[Material shown]:

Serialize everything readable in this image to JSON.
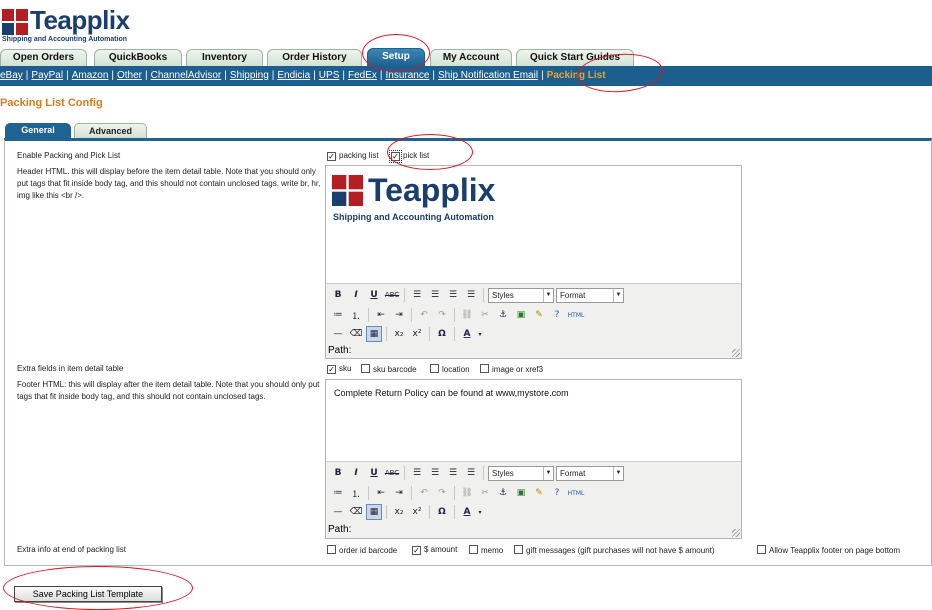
{
  "brand": {
    "name": "Teapplix",
    "tagline": "Shipping and Accounting Automation",
    "colors": {
      "primary": "#1a3e6e",
      "mark_red": "#b31e23",
      "nav": "#1c5f8f",
      "accent": "#d97a1b",
      "annotation": "#e0161b"
    }
  },
  "tabs": [
    {
      "label": "Open Orders"
    },
    {
      "label": "QuickBooks"
    },
    {
      "label": "Inventory"
    },
    {
      "label": "Order History"
    },
    {
      "label": "Setup",
      "active": true
    },
    {
      "label": "My Account"
    },
    {
      "label": "Quick Start Guides"
    }
  ],
  "subnav": [
    "eBay",
    "PayPal",
    "Amazon",
    "Other",
    "ChannelAdvisor",
    "Shipping",
    "Endicia",
    "UPS",
    "FedEx",
    "Insurance",
    "Ship Notification Email",
    "Packing List"
  ],
  "page_title": "Packing List Config",
  "inner_tabs": {
    "general": "General",
    "advanced": "Advanced"
  },
  "form": {
    "enable": {
      "label": "Enable Packing and Pick List",
      "options": [
        {
          "label": "packing list",
          "checked": true
        },
        {
          "label": "pick list",
          "checked": true
        }
      ]
    },
    "header_html": {
      "label": "Header HTML. this will display before the item detail table. Note that you should only put tags that fit inside body tag, and this should not contain unclosed tags. write br, hr, img like this <br />."
    },
    "extra_fields": {
      "label": "Extra fields in item detail table",
      "options": [
        {
          "label": "sku",
          "checked": true
        },
        {
          "label": "sku barcode",
          "checked": false
        },
        {
          "label": "location",
          "checked": false
        },
        {
          "label": "image or xref3",
          "checked": false
        }
      ]
    },
    "footer_html": {
      "label": "Footer HTML: this will display after the item detail table. Note that you should only put tags that fit inside body tag, and this should not contain unclosed tags.",
      "content": "Complete Return Policy can be found at www,mystore.com"
    },
    "extra_info": {
      "label": "Extra info at end of packing list",
      "options": [
        {
          "label": "order id barcode",
          "checked": false
        },
        {
          "label": "$ amount",
          "checked": true
        },
        {
          "label": "memo",
          "checked": false
        },
        {
          "label": "gift messages (gift purchases will not have $ amount)",
          "checked": false
        },
        {
          "label": "Allow Teapplix footer on page bottom",
          "checked": false
        }
      ]
    }
  },
  "editor": {
    "styles_label": "Styles",
    "format_label": "Format",
    "path_label": "Path:",
    "html_button": "HTML"
  },
  "save_button": "Save Packing List Template"
}
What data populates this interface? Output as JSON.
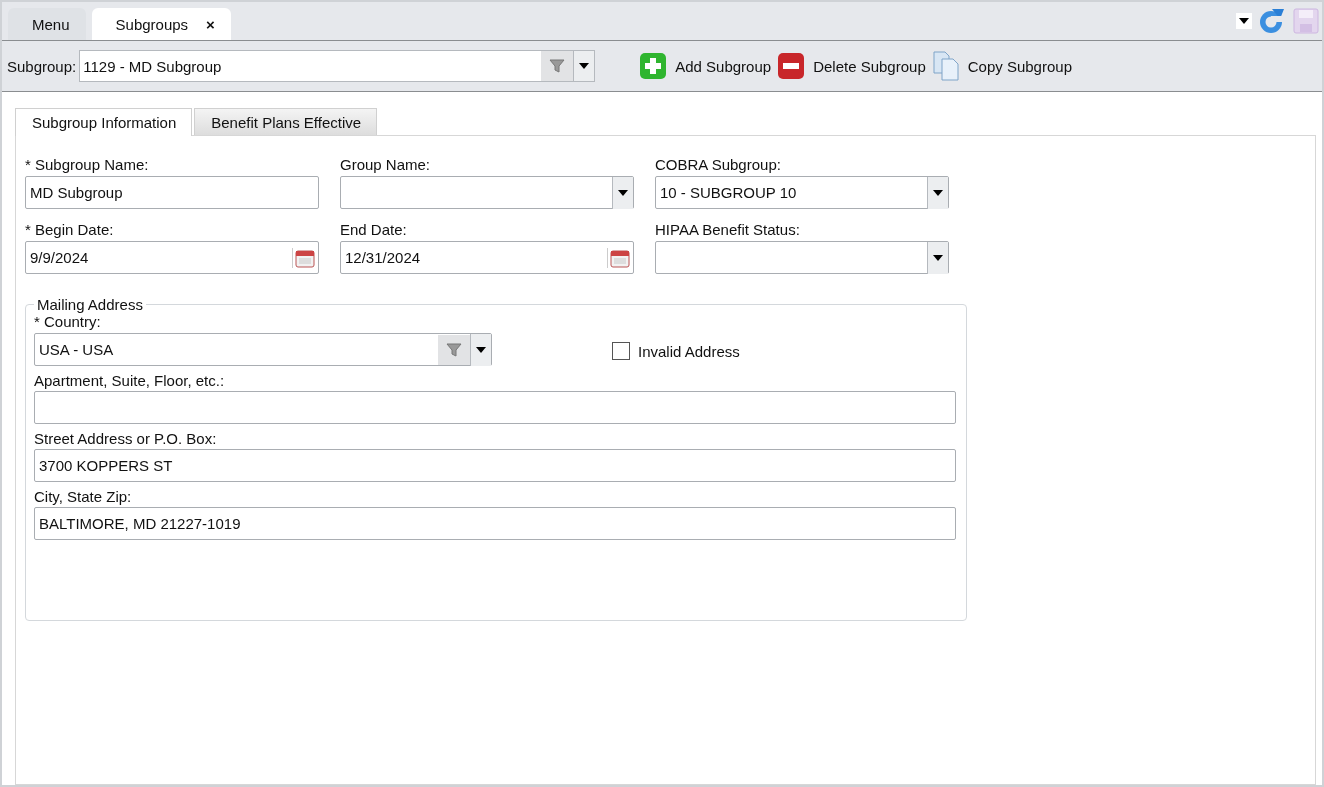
{
  "doc_tabs": [
    {
      "label": "Menu",
      "selected": false
    },
    {
      "label": "Subgroups",
      "selected": true,
      "close": "×"
    }
  ],
  "toolbar": {
    "picker": {
      "label": "Subgroup:",
      "value": "1129 - MD Subgroup"
    },
    "actions": [
      {
        "kind": "add",
        "label": "Add Subgroup"
      },
      {
        "kind": "delete",
        "label": "Delete Subgroup"
      },
      {
        "kind": "copy",
        "label": "Copy Subgroup"
      }
    ]
  },
  "tabs": [
    {
      "label": "Subgroup Information",
      "selected": true
    },
    {
      "label": "Benefit Plans Effective",
      "selected": false
    }
  ],
  "fields": [
    {
      "kind": "text",
      "label": "* Subgroup Name:",
      "value": "MD Subgroup"
    },
    {
      "kind": "dropdown",
      "label": "Group Name:"
    },
    {
      "kind": "dropdown",
      "label": "COBRA Subgroup:",
      "value": "10 - SUBGROUP 10"
    },
    {
      "kind": "date",
      "label": "* Begin Date:",
      "value": "9/9/2024"
    },
    {
      "kind": "date",
      "label": "End Date:",
      "value": "12/31/2024"
    },
    {
      "kind": "dropdown",
      "label": "HIPAA Benefit Status:"
    }
  ],
  "mailing_address": {
    "legend": "Mailing Address",
    "country": {
      "label": "* Country:",
      "value": "USA - USA"
    },
    "invalid_address": {
      "label": "Invalid Address",
      "checked": false
    },
    "fields": [
      {
        "label": "Apartment, Suite, Floor, etc.:"
      },
      {
        "label": "Street Address or P.O. Box:",
        "value": "3700 KOPPERS ST"
      },
      {
        "label": "City, State Zip:",
        "value": "BALTIMORE, MD 21227-1019"
      }
    ]
  }
}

[Task details]:
Skip the pictures and print each record exactly as it stands.

[Solved problem]:
Serialize everything readable in this image to JSON.
{
  "brand": {
    "name": "Teapplix",
    "tagline": "Shipping and Accounting Automation",
    "colors": {
      "primary": "#1a3e6e",
      "mark_red": "#b31e23",
      "nav": "#1c5f8f",
      "accent": "#d97a1b",
      "annotation": "#e0161b"
    }
  },
  "tabs": [
    {
      "label": "Open Orders"
    },
    {
      "label": "QuickBooks"
    },
    {
      "label": "Inventory"
    },
    {
      "label": "Order History"
    },
    {
      "label": "Setup",
      "active": true
    },
    {
      "label": "My Account"
    },
    {
      "label": "Quick Start Guides"
    }
  ],
  "subnav": [
    "eBay",
    "PayPal",
    "Amazon",
    "Other",
    "ChannelAdvisor",
    "Shipping",
    "Endicia",
    "UPS",
    "FedEx",
    "Insurance",
    "Ship Notification Email",
    "Packing List"
  ],
  "page_title": "Packing List Config",
  "inner_tabs": {
    "general": "General",
    "advanced": "Advanced"
  },
  "form": {
    "enable": {
      "label": "Enable Packing and Pick List",
      "options": [
        {
          "label": "packing list",
          "checked": true
        },
        {
          "label": "pick list",
          "checked": true
        }
      ]
    },
    "header_html": {
      "label": "Header HTML. this will display before the item detail table. Note that you should only put tags that fit inside body tag, and this should not contain unclosed tags. write br, hr, img like this <br />."
    },
    "extra_fields": {
      "label": "Extra fields in item detail table",
      "options": [
        {
          "label": "sku",
          "checked": true
        },
        {
          "label": "sku barcode",
          "checked": false
        },
        {
          "label": "location",
          "checked": false
        },
        {
          "label": "image or xref3",
          "checked": false
        }
      ]
    },
    "footer_html": {
      "label": "Footer HTML: this will display after the item detail table. Note that you should only put tags that fit inside body tag, and this should not contain unclosed tags.",
      "content": "Complete Return Policy can be found at www,mystore.com"
    },
    "extra_info": {
      "label": "Extra info at end of packing list",
      "options": [
        {
          "label": "order id barcode",
          "checked": false
        },
        {
          "label": "$ amount",
          "checked": true
        },
        {
          "label": "memo",
          "checked": false
        },
        {
          "label": "gift messages (gift purchases will not have $ amount)",
          "checked": false
        },
        {
          "label": "Allow Teapplix footer on page bottom",
          "checked": false
        }
      ]
    }
  },
  "editor": {
    "styles_label": "Styles",
    "format_label": "Format",
    "path_label": "Path:",
    "html_button": "HTML"
  },
  "save_button": "Save Packing List Template"
}
What data populates this interface? Output as JSON.
{
  "doc_tabs": [
    {
      "label": "Menu",
      "selected": false
    },
    {
      "label": "Subgroups",
      "selected": true,
      "close": "×"
    }
  ],
  "toolbar": {
    "picker": {
      "label": "Subgroup:",
      "value": "1129 - MD Subgroup"
    },
    "actions": [
      {
        "kind": "add",
        "label": "Add Subgroup"
      },
      {
        "kind": "delete",
        "label": "Delete Subgroup"
      },
      {
        "kind": "copy",
        "label": "Copy Subgroup"
      }
    ]
  },
  "tabs": [
    {
      "label": "Subgroup Information",
      "selected": true
    },
    {
      "label": "Benefit Plans Effective",
      "selected": false
    }
  ],
  "fields": [
    {
      "kind": "text",
      "label": "* Subgroup Name:",
      "value": "MD Subgroup"
    },
    {
      "kind": "dropdown",
      "label": "Group Name:"
    },
    {
      "kind": "dropdown",
      "label": "COBRA Subgroup:",
      "value": "10 - SUBGROUP 10"
    },
    {
      "kind": "date",
      "label": "* Begin Date:",
      "value": "9/9/2024"
    },
    {
      "kind": "date",
      "label": "End Date:",
      "value": "12/31/2024"
    },
    {
      "kind": "dropdown",
      "label": "HIPAA Benefit Status:"
    }
  ],
  "mailing_address": {
    "legend": "Mailing Address",
    "country": {
      "label": "* Country:",
      "value": "USA - USA"
    },
    "invalid_address": {
      "label": "Invalid Address",
      "checked": false
    },
    "fields": [
      {
        "label": "Apartment, Suite, Floor, etc.:"
      },
      {
        "label": "Street Address or P.O. Box:",
        "value": "3700 KOPPERS ST"
      },
      {
        "label": "City, State Zip:",
        "value": "BALTIMORE, MD 21227-1019"
      }
    ]
  }
}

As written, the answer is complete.